EXERCISE
In the data below, find each line containing the string "Nominal" and return it.

:: PROVIDED INFORMATION

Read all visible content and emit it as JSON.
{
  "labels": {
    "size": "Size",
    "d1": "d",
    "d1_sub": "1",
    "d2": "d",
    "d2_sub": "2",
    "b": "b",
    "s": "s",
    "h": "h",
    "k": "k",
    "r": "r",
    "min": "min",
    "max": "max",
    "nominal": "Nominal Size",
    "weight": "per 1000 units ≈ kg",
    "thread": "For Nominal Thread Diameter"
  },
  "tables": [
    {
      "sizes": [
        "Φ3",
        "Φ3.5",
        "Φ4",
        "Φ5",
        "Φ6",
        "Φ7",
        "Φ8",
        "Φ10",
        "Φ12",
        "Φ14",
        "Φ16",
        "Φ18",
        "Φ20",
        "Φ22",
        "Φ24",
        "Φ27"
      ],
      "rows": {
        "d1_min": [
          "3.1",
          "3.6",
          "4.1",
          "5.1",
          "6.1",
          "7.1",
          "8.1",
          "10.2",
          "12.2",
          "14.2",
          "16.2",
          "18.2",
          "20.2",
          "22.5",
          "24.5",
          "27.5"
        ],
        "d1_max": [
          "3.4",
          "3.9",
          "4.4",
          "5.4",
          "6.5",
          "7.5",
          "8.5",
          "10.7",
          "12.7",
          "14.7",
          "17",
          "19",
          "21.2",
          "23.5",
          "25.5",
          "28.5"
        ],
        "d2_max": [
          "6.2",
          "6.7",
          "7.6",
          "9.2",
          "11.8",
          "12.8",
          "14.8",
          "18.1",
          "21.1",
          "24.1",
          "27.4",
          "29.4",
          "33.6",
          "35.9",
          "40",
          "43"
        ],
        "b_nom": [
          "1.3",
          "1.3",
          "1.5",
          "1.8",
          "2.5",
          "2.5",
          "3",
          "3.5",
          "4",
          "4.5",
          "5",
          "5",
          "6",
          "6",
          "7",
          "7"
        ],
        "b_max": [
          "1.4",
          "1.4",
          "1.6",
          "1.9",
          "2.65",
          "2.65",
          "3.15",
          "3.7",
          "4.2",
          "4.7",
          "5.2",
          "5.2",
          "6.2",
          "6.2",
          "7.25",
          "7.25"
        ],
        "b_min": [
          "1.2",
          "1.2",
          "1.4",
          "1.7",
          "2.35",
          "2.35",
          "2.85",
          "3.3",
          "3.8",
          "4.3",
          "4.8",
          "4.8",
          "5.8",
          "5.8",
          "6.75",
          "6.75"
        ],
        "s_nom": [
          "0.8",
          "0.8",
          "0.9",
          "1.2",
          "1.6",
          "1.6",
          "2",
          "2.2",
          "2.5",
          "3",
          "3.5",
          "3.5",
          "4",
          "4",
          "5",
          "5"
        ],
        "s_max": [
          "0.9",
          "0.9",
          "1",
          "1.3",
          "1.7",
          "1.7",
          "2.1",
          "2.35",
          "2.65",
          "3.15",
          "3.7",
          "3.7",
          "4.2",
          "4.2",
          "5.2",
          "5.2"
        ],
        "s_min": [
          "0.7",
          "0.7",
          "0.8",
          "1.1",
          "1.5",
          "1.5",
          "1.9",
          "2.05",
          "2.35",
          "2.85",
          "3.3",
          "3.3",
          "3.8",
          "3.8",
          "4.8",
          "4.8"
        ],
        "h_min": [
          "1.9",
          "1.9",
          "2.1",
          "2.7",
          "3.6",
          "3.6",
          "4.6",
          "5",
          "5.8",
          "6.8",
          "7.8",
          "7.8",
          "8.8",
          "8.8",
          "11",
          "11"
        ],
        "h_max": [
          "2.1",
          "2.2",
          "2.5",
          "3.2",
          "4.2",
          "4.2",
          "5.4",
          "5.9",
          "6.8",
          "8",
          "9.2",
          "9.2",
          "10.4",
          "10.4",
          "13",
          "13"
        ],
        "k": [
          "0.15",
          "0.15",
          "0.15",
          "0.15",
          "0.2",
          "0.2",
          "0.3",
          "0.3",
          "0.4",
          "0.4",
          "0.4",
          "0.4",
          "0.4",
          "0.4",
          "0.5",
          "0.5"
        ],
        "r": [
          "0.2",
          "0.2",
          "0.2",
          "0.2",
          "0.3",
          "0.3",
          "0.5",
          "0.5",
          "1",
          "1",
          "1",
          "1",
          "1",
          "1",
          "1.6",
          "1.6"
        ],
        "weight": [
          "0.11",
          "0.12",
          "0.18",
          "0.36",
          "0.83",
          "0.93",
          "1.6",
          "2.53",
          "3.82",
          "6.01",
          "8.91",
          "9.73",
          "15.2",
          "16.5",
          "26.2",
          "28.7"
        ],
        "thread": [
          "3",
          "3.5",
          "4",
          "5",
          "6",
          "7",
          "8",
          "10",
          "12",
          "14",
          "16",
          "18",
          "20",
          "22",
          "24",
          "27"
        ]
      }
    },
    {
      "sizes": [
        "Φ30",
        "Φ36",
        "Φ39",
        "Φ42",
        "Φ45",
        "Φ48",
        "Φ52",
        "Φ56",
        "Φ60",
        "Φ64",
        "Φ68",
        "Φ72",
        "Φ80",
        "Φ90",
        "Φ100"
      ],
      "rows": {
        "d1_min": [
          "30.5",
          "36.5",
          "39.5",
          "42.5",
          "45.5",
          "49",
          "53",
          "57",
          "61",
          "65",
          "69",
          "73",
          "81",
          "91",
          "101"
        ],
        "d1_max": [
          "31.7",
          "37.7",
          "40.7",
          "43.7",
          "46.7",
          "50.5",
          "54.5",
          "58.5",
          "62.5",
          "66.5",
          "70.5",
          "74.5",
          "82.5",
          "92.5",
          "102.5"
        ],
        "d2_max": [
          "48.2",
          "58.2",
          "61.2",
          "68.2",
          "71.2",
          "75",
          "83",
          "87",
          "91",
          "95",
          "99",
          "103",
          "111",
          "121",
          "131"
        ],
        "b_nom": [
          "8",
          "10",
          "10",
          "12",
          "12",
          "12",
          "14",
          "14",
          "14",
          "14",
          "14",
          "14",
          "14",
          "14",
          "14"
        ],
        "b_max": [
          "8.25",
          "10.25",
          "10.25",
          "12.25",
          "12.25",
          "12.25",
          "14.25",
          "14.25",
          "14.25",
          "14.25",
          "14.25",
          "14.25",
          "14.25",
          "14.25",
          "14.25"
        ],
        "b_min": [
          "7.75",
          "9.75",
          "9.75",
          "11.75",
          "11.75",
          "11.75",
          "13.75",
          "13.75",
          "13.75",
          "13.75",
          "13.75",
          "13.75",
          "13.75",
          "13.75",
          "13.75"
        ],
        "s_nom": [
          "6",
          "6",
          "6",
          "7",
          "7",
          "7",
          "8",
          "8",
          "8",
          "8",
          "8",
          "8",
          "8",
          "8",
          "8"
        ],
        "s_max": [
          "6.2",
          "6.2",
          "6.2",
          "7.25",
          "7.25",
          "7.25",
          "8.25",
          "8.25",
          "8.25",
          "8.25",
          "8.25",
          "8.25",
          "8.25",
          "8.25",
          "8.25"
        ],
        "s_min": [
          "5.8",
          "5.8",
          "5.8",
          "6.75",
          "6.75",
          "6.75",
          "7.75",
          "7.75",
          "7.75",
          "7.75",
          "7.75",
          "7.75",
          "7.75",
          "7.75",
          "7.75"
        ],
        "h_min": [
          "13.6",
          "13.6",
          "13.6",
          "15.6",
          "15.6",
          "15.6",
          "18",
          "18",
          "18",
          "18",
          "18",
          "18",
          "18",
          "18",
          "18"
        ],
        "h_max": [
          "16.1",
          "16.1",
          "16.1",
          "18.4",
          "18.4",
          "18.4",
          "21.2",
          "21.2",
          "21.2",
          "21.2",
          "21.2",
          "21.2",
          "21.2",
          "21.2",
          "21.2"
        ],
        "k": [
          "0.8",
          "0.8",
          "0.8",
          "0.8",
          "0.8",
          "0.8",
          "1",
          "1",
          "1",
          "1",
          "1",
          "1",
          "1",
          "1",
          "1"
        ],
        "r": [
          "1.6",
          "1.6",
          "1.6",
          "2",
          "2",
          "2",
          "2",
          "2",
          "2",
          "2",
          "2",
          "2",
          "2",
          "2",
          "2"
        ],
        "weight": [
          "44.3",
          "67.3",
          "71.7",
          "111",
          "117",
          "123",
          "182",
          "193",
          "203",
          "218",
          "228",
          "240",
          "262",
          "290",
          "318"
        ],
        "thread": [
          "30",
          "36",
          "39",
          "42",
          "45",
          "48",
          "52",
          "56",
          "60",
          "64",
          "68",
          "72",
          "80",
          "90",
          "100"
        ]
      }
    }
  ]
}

::::

REPLY TO THE EXERCISE
    "nominal": "Nominal Size",
    "thread": "For Nominal Thread Diameter"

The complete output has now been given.